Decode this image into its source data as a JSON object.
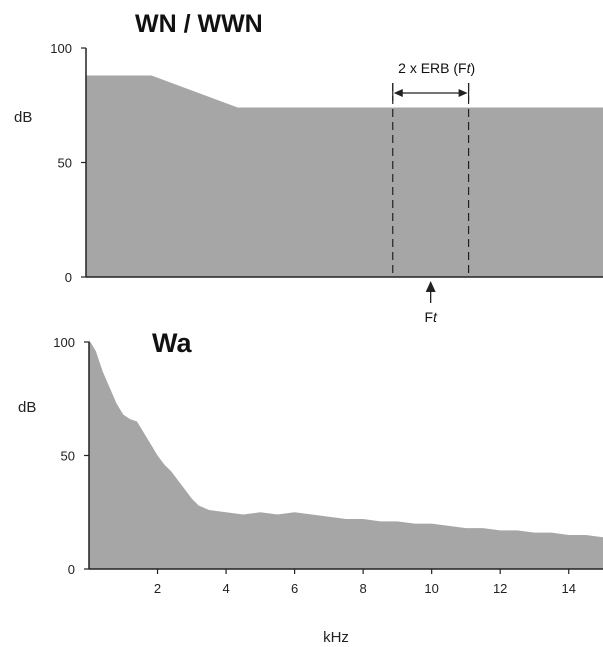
{
  "chart_data": [
    {
      "type": "area",
      "title": "WN / WWN",
      "ylabel": "dB",
      "xlim": [
        0,
        15
      ],
      "ylim": [
        0,
        100
      ],
      "yticks": [
        "0",
        "50",
        "100"
      ],
      "grid": false,
      "x": [
        0,
        1.9,
        4.4,
        15
      ],
      "values": [
        88,
        88,
        74,
        74
      ],
      "annotations": {
        "band_label": "2 x ERB (Ft)",
        "band_label_prefix": "2 x ERB (F",
        "band_label_italic": "t",
        "band_label_suffix": ")",
        "band_x": [
          8.9,
          11.1
        ],
        "marker_label": "Ft",
        "marker_label_main": "F",
        "marker_label_italic": "t",
        "marker_x": 10.0
      }
    },
    {
      "type": "area",
      "title": "Wa",
      "ylabel": "dB",
      "xlabel": "kHz",
      "xlim": [
        0,
        15
      ],
      "ylim": [
        0,
        100
      ],
      "yticks": [
        "0",
        "50",
        "100"
      ],
      "xticks": [
        "2",
        "4",
        "6",
        "8",
        "10",
        "12",
        "14"
      ],
      "grid": false,
      "x": [
        0,
        0.2,
        0.4,
        0.6,
        0.8,
        1.0,
        1.2,
        1.4,
        1.6,
        1.8,
        2.0,
        2.2,
        2.4,
        2.6,
        2.8,
        3.0,
        3.2,
        3.5,
        4.0,
        4.5,
        5.0,
        5.5,
        6.0,
        6.5,
        7.0,
        7.5,
        8.0,
        8.5,
        9.0,
        9.5,
        10.0,
        10.5,
        11.0,
        11.5,
        12.0,
        12.5,
        13.0,
        13.5,
        14.0,
        14.5,
        15.0
      ],
      "values": [
        101,
        96,
        87,
        80,
        73,
        68,
        66,
        65,
        60,
        55,
        50,
        46,
        43,
        39,
        35,
        31,
        28,
        26,
        25,
        24,
        25,
        24,
        25,
        24,
        23,
        22,
        22,
        21,
        21,
        20,
        20,
        19,
        18,
        18,
        17,
        17,
        16,
        16,
        15,
        15,
        14
      ]
    }
  ]
}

▬▬▬

TO DO: Make an exact copy of the records shown above, without the pictures.

THE COMPLETED TASK:
Decode this image into its source data as a JSON object.
{
  "chart_data": [
    {
      "type": "area",
      "title": "WN / WWN",
      "ylabel": "dB",
      "xlim": [
        0,
        15
      ],
      "ylim": [
        0,
        100
      ],
      "yticks": [
        "0",
        "50",
        "100"
      ],
      "grid": false,
      "x": [
        0,
        1.9,
        4.4,
        15
      ],
      "values": [
        88,
        88,
        74,
        74
      ],
      "annotations": {
        "band_label": "2 x ERB (Ft)",
        "band_label_prefix": "2 x ERB (F",
        "band_label_italic": "t",
        "band_label_suffix": ")",
        "band_x": [
          8.9,
          11.1
        ],
        "marker_label": "Ft",
        "marker_label_main": "F",
        "marker_label_italic": "t",
        "marker_x": 10.0
      }
    },
    {
      "type": "area",
      "title": "Wa",
      "ylabel": "dB",
      "xlabel": "kHz",
      "xlim": [
        0,
        15
      ],
      "ylim": [
        0,
        100
      ],
      "yticks": [
        "0",
        "50",
        "100"
      ],
      "xticks": [
        "2",
        "4",
        "6",
        "8",
        "10",
        "12",
        "14"
      ],
      "grid": false,
      "x": [
        0,
        0.2,
        0.4,
        0.6,
        0.8,
        1.0,
        1.2,
        1.4,
        1.6,
        1.8,
        2.0,
        2.2,
        2.4,
        2.6,
        2.8,
        3.0,
        3.2,
        3.5,
        4.0,
        4.5,
        5.0,
        5.5,
        6.0,
        6.5,
        7.0,
        7.5,
        8.0,
        8.5,
        9.0,
        9.5,
        10.0,
        10.5,
        11.0,
        11.5,
        12.0,
        12.5,
        13.0,
        13.5,
        14.0,
        14.5,
        15.0
      ],
      "values": [
        101,
        96,
        87,
        80,
        73,
        68,
        66,
        65,
        60,
        55,
        50,
        46,
        43,
        39,
        35,
        31,
        28,
        26,
        25,
        24,
        25,
        24,
        25,
        24,
        23,
        22,
        22,
        21,
        21,
        20,
        20,
        19,
        18,
        18,
        17,
        17,
        16,
        16,
        15,
        15,
        14
      ]
    }
  ]
}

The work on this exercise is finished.